**INSTRUCTIONS TO FOLLOW**
Make an exact copy of the records, with the images left out.

(Data items)
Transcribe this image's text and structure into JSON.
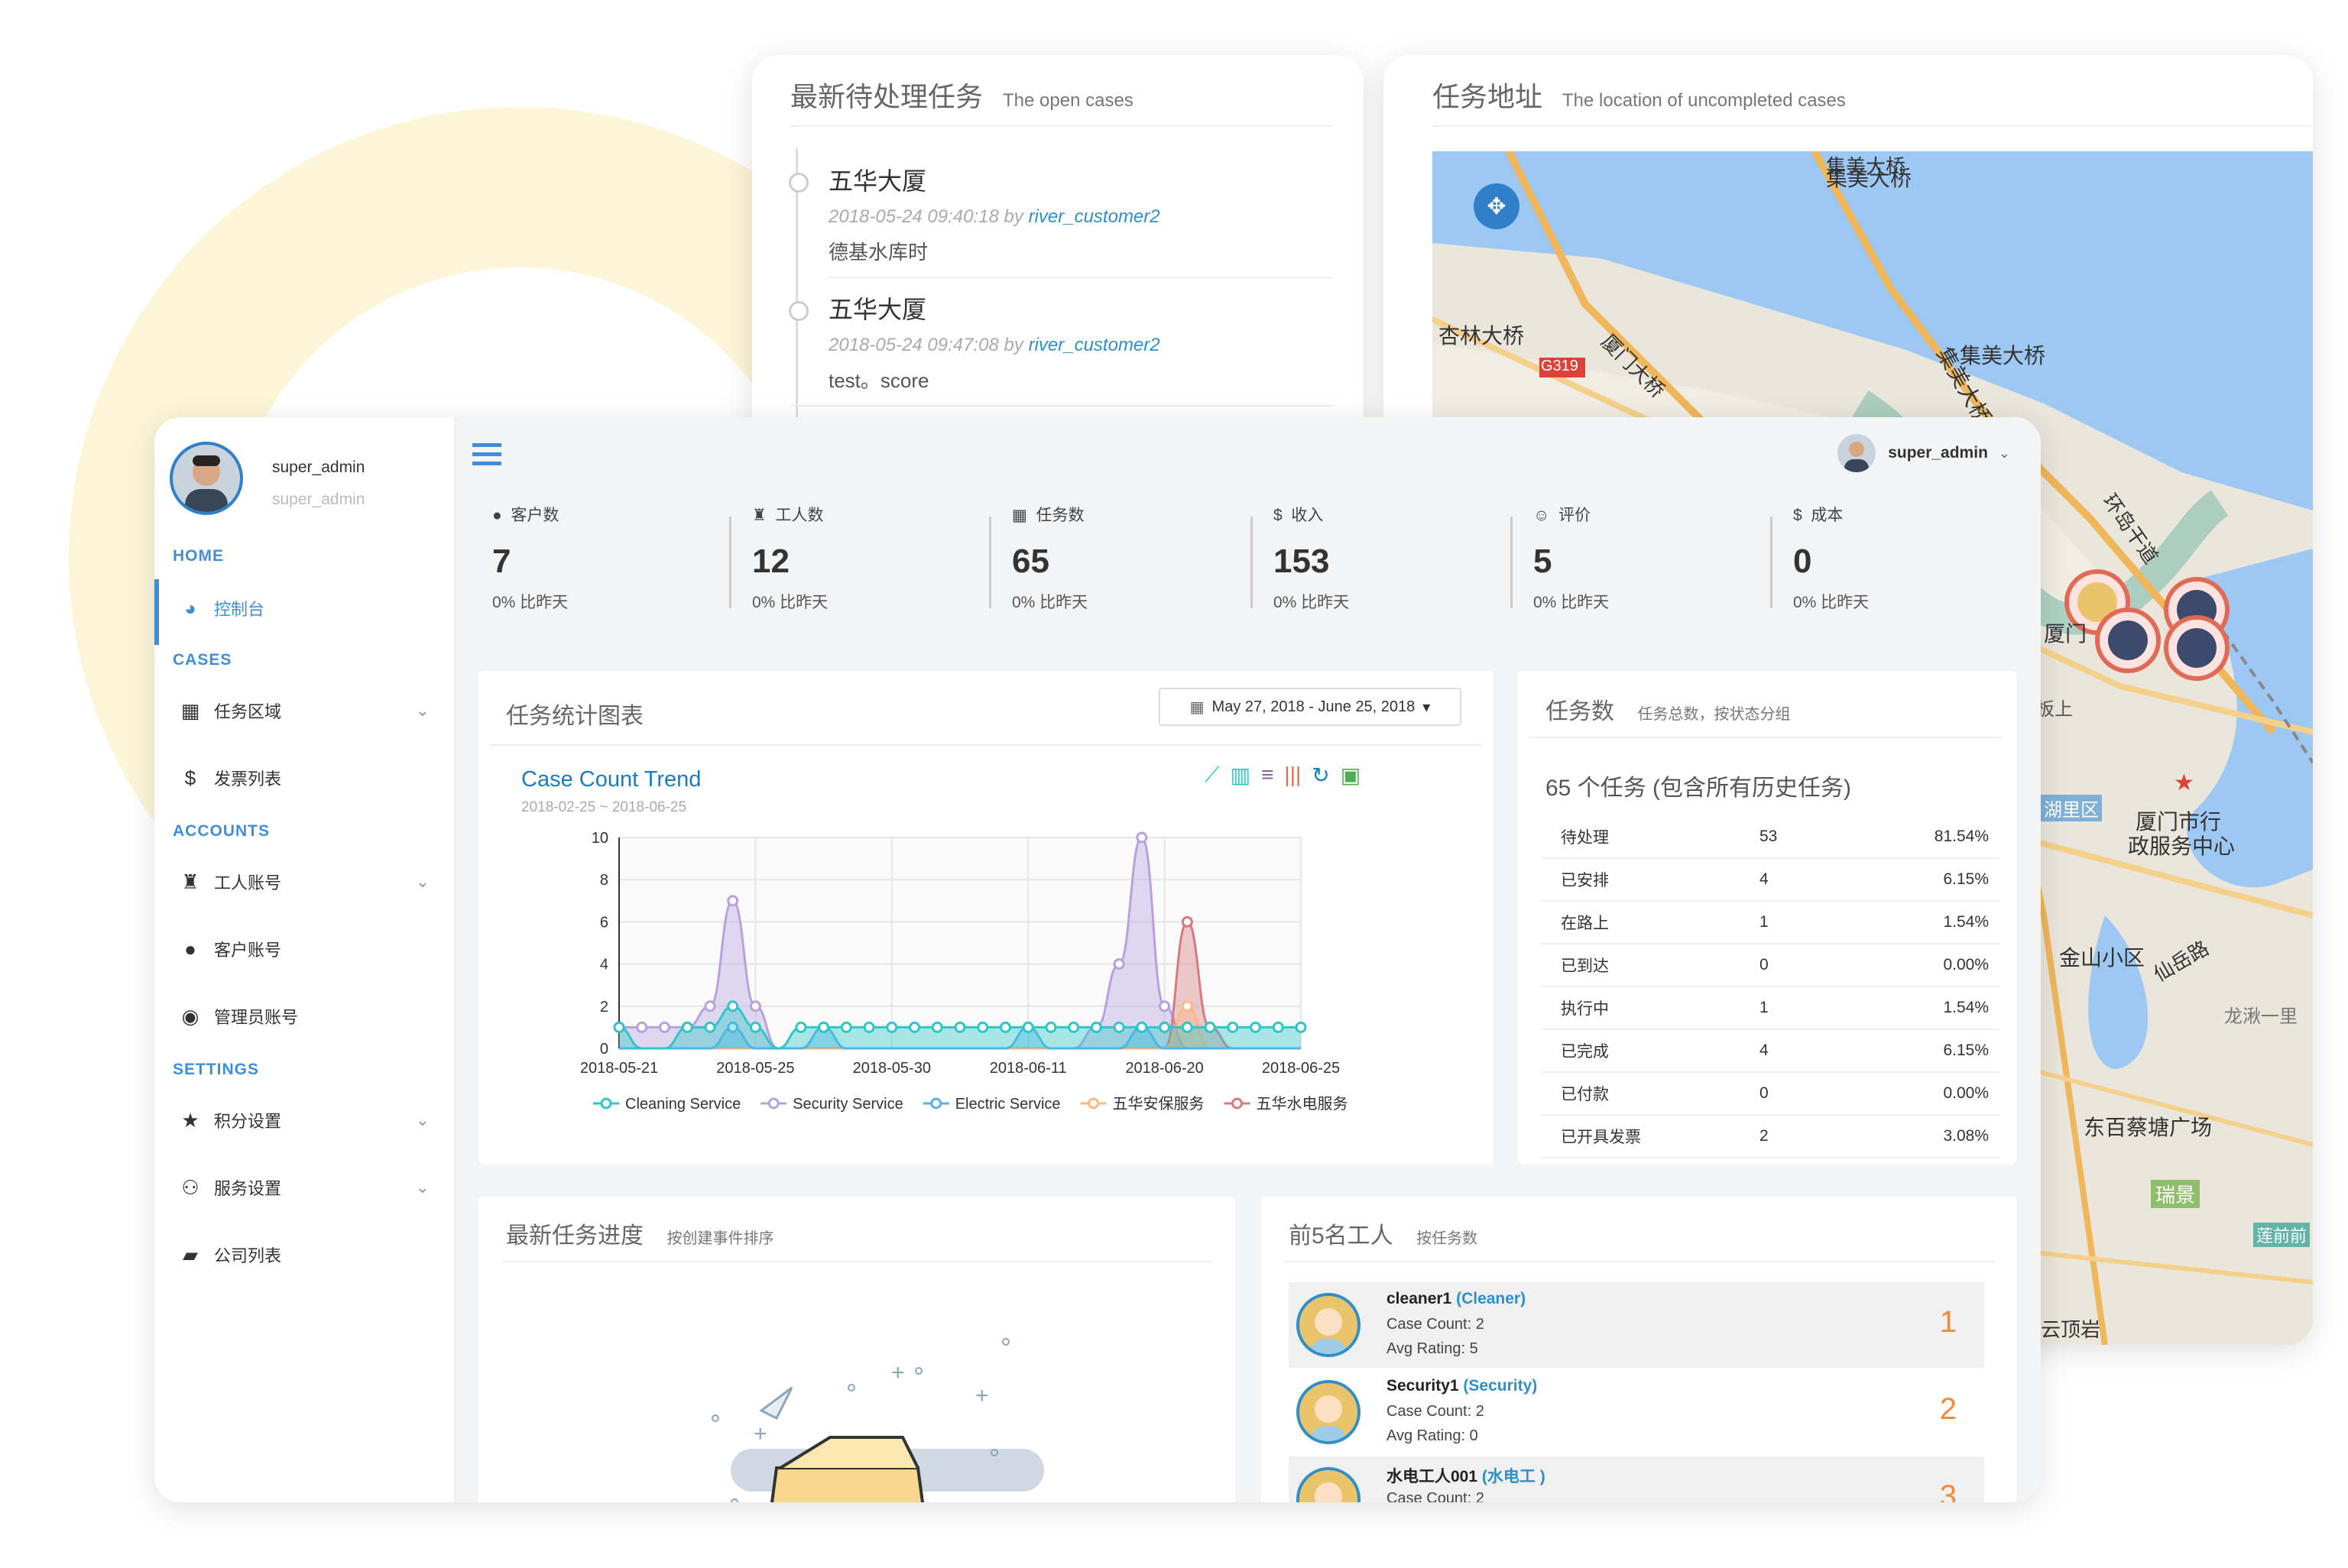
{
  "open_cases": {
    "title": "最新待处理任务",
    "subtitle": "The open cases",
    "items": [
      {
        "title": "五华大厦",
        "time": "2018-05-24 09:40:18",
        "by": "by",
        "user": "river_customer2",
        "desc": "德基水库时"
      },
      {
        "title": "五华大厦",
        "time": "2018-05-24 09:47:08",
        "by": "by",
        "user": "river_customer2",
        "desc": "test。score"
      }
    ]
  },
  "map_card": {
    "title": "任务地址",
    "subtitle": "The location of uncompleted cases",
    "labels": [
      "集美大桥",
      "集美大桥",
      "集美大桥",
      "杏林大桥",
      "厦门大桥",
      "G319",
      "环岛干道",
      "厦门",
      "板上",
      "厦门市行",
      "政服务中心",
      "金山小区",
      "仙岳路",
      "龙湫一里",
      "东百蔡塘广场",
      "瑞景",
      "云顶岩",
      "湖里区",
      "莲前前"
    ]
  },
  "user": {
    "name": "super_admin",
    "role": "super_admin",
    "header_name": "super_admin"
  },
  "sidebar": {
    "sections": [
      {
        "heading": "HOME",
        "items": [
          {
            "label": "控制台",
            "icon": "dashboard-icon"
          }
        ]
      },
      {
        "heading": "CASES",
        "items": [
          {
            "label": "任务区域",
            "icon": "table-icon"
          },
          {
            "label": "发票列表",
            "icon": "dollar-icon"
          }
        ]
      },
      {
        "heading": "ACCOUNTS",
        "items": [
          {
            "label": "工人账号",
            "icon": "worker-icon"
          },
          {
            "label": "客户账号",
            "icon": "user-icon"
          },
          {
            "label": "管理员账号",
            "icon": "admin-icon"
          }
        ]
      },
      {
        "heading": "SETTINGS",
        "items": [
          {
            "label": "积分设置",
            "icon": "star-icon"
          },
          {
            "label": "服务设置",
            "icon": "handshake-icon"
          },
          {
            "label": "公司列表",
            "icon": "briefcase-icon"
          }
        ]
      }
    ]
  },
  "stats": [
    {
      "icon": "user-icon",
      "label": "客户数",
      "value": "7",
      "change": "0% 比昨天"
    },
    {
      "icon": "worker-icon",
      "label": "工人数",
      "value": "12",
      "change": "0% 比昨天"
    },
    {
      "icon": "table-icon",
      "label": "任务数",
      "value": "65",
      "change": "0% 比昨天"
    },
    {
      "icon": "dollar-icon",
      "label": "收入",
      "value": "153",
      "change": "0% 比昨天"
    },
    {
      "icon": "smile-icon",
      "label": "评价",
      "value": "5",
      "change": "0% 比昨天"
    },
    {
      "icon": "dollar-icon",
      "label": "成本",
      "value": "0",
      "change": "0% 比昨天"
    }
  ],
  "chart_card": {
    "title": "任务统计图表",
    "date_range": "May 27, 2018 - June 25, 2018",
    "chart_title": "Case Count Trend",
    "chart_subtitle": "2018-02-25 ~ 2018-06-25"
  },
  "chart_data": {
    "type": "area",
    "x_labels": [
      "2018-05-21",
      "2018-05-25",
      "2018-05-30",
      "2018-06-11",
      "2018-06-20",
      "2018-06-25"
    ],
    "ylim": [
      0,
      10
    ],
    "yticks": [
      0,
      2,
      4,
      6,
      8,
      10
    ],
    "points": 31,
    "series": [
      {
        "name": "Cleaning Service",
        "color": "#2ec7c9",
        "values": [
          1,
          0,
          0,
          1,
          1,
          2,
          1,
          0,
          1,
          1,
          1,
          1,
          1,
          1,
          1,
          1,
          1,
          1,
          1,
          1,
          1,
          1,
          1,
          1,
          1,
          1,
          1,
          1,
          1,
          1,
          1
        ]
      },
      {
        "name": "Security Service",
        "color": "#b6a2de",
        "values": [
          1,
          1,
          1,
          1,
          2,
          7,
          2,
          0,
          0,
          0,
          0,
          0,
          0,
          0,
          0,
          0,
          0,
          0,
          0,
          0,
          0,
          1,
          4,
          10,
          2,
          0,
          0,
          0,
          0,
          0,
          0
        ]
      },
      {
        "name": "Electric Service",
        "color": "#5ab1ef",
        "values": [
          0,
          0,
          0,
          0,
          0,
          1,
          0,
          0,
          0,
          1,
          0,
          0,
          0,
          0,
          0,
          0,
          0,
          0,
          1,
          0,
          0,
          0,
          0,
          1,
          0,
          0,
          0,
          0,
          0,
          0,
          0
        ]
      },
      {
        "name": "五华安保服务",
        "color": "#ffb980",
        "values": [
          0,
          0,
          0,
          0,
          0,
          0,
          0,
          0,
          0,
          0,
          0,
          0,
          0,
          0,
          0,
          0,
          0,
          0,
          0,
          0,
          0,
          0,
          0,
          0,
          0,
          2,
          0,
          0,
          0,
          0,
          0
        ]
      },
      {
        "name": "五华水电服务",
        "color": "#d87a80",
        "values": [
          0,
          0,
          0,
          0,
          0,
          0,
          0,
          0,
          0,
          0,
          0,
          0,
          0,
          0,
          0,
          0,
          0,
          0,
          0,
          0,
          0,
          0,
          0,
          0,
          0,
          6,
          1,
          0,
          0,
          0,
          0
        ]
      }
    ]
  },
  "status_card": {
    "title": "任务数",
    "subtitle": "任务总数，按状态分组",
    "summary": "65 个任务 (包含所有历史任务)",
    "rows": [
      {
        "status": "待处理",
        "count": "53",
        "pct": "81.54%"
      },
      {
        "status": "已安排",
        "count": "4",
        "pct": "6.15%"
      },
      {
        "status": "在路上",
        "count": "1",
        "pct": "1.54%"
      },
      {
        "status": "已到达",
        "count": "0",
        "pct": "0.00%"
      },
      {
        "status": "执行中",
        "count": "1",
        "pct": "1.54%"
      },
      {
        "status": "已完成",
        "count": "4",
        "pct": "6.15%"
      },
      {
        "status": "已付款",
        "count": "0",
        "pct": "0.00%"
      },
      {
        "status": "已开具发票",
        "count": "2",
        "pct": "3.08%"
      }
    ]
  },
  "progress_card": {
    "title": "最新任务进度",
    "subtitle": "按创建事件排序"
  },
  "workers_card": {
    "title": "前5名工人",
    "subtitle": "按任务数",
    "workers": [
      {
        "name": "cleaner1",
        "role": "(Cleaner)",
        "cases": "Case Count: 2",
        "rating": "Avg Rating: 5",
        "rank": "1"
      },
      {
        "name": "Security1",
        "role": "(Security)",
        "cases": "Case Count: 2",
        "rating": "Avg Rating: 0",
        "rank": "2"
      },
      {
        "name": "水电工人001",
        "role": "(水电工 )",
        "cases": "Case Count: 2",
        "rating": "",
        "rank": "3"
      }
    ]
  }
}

**REPLY**
Transcribe this image's text and structure into JSON.
{
  "open_cases": {
    "title": "最新待处理任务",
    "subtitle": "The open cases",
    "items": [
      {
        "title": "五华大厦",
        "time": "2018-05-24 09:40:18",
        "by": "by",
        "user": "river_customer2",
        "desc": "德基水库时"
      },
      {
        "title": "五华大厦",
        "time": "2018-05-24 09:47:08",
        "by": "by",
        "user": "river_customer2",
        "desc": "test。score"
      }
    ]
  },
  "map_card": {
    "title": "任务地址",
    "subtitle": "The location of uncompleted cases",
    "labels": [
      "集美大桥",
      "集美大桥",
      "集美大桥",
      "杏林大桥",
      "厦门大桥",
      "G319",
      "环岛干道",
      "厦门",
      "板上",
      "厦门市行",
      "政服务中心",
      "金山小区",
      "仙岳路",
      "龙湫一里",
      "东百蔡塘广场",
      "瑞景",
      "云顶岩",
      "湖里区",
      "莲前前"
    ]
  },
  "user": {
    "name": "super_admin",
    "role": "super_admin",
    "header_name": "super_admin"
  },
  "sidebar": {
    "sections": [
      {
        "heading": "HOME",
        "items": [
          {
            "label": "控制台",
            "icon": "dashboard-icon"
          }
        ]
      },
      {
        "heading": "CASES",
        "items": [
          {
            "label": "任务区域",
            "icon": "table-icon"
          },
          {
            "label": "发票列表",
            "icon": "dollar-icon"
          }
        ]
      },
      {
        "heading": "ACCOUNTS",
        "items": [
          {
            "label": "工人账号",
            "icon": "worker-icon"
          },
          {
            "label": "客户账号",
            "icon": "user-icon"
          },
          {
            "label": "管理员账号",
            "icon": "admin-icon"
          }
        ]
      },
      {
        "heading": "SETTINGS",
        "items": [
          {
            "label": "积分设置",
            "icon": "star-icon"
          },
          {
            "label": "服务设置",
            "icon": "handshake-icon"
          },
          {
            "label": "公司列表",
            "icon": "briefcase-icon"
          }
        ]
      }
    ]
  },
  "stats": [
    {
      "icon": "user-icon",
      "label": "客户数",
      "value": "7",
      "change": "0% 比昨天"
    },
    {
      "icon": "worker-icon",
      "label": "工人数",
      "value": "12",
      "change": "0% 比昨天"
    },
    {
      "icon": "table-icon",
      "label": "任务数",
      "value": "65",
      "change": "0% 比昨天"
    },
    {
      "icon": "dollar-icon",
      "label": "收入",
      "value": "153",
      "change": "0% 比昨天"
    },
    {
      "icon": "smile-icon",
      "label": "评价",
      "value": "5",
      "change": "0% 比昨天"
    },
    {
      "icon": "dollar-icon",
      "label": "成本",
      "value": "0",
      "change": "0% 比昨天"
    }
  ],
  "chart_card": {
    "title": "任务统计图表",
    "date_range": "May 27, 2018 - June 25, 2018",
    "chart_title": "Case Count Trend",
    "chart_subtitle": "2018-02-25 ~ 2018-06-25"
  },
  "chart_data": {
    "type": "area",
    "x_labels": [
      "2018-05-21",
      "2018-05-25",
      "2018-05-30",
      "2018-06-11",
      "2018-06-20",
      "2018-06-25"
    ],
    "ylim": [
      0,
      10
    ],
    "yticks": [
      0,
      2,
      4,
      6,
      8,
      10
    ],
    "points": 31,
    "series": [
      {
        "name": "Cleaning Service",
        "color": "#2ec7c9",
        "values": [
          1,
          0,
          0,
          1,
          1,
          2,
          1,
          0,
          1,
          1,
          1,
          1,
          1,
          1,
          1,
          1,
          1,
          1,
          1,
          1,
          1,
          1,
          1,
          1,
          1,
          1,
          1,
          1,
          1,
          1,
          1
        ]
      },
      {
        "name": "Security Service",
        "color": "#b6a2de",
        "values": [
          1,
          1,
          1,
          1,
          2,
          7,
          2,
          0,
          0,
          0,
          0,
          0,
          0,
          0,
          0,
          0,
          0,
          0,
          0,
          0,
          0,
          1,
          4,
          10,
          2,
          0,
          0,
          0,
          0,
          0,
          0
        ]
      },
      {
        "name": "Electric Service",
        "color": "#5ab1ef",
        "values": [
          0,
          0,
          0,
          0,
          0,
          1,
          0,
          0,
          0,
          1,
          0,
          0,
          0,
          0,
          0,
          0,
          0,
          0,
          1,
          0,
          0,
          0,
          0,
          1,
          0,
          0,
          0,
          0,
          0,
          0,
          0
        ]
      },
      {
        "name": "五华安保服务",
        "color": "#ffb980",
        "values": [
          0,
          0,
          0,
          0,
          0,
          0,
          0,
          0,
          0,
          0,
          0,
          0,
          0,
          0,
          0,
          0,
          0,
          0,
          0,
          0,
          0,
          0,
          0,
          0,
          0,
          2,
          0,
          0,
          0,
          0,
          0
        ]
      },
      {
        "name": "五华水电服务",
        "color": "#d87a80",
        "values": [
          0,
          0,
          0,
          0,
          0,
          0,
          0,
          0,
          0,
          0,
          0,
          0,
          0,
          0,
          0,
          0,
          0,
          0,
          0,
          0,
          0,
          0,
          0,
          0,
          0,
          6,
          1,
          0,
          0,
          0,
          0
        ]
      }
    ]
  },
  "status_card": {
    "title": "任务数",
    "subtitle": "任务总数，按状态分组",
    "summary": "65 个任务 (包含所有历史任务)",
    "rows": [
      {
        "status": "待处理",
        "count": "53",
        "pct": "81.54%"
      },
      {
        "status": "已安排",
        "count": "4",
        "pct": "6.15%"
      },
      {
        "status": "在路上",
        "count": "1",
        "pct": "1.54%"
      },
      {
        "status": "已到达",
        "count": "0",
        "pct": "0.00%"
      },
      {
        "status": "执行中",
        "count": "1",
        "pct": "1.54%"
      },
      {
        "status": "已完成",
        "count": "4",
        "pct": "6.15%"
      },
      {
        "status": "已付款",
        "count": "0",
        "pct": "0.00%"
      },
      {
        "status": "已开具发票",
        "count": "2",
        "pct": "3.08%"
      }
    ]
  },
  "progress_card": {
    "title": "最新任务进度",
    "subtitle": "按创建事件排序"
  },
  "workers_card": {
    "title": "前5名工人",
    "subtitle": "按任务数",
    "workers": [
      {
        "name": "cleaner1",
        "role": "(Cleaner)",
        "cases": "Case Count: 2",
        "rating": "Avg Rating: 5",
        "rank": "1"
      },
      {
        "name": "Security1",
        "role": "(Security)",
        "cases": "Case Count: 2",
        "rating": "Avg Rating: 0",
        "rank": "2"
      },
      {
        "name": "水电工人001",
        "role": "(水电工 )",
        "cases": "Case Count: 2",
        "rating": "",
        "rank": "3"
      }
    ]
  }
}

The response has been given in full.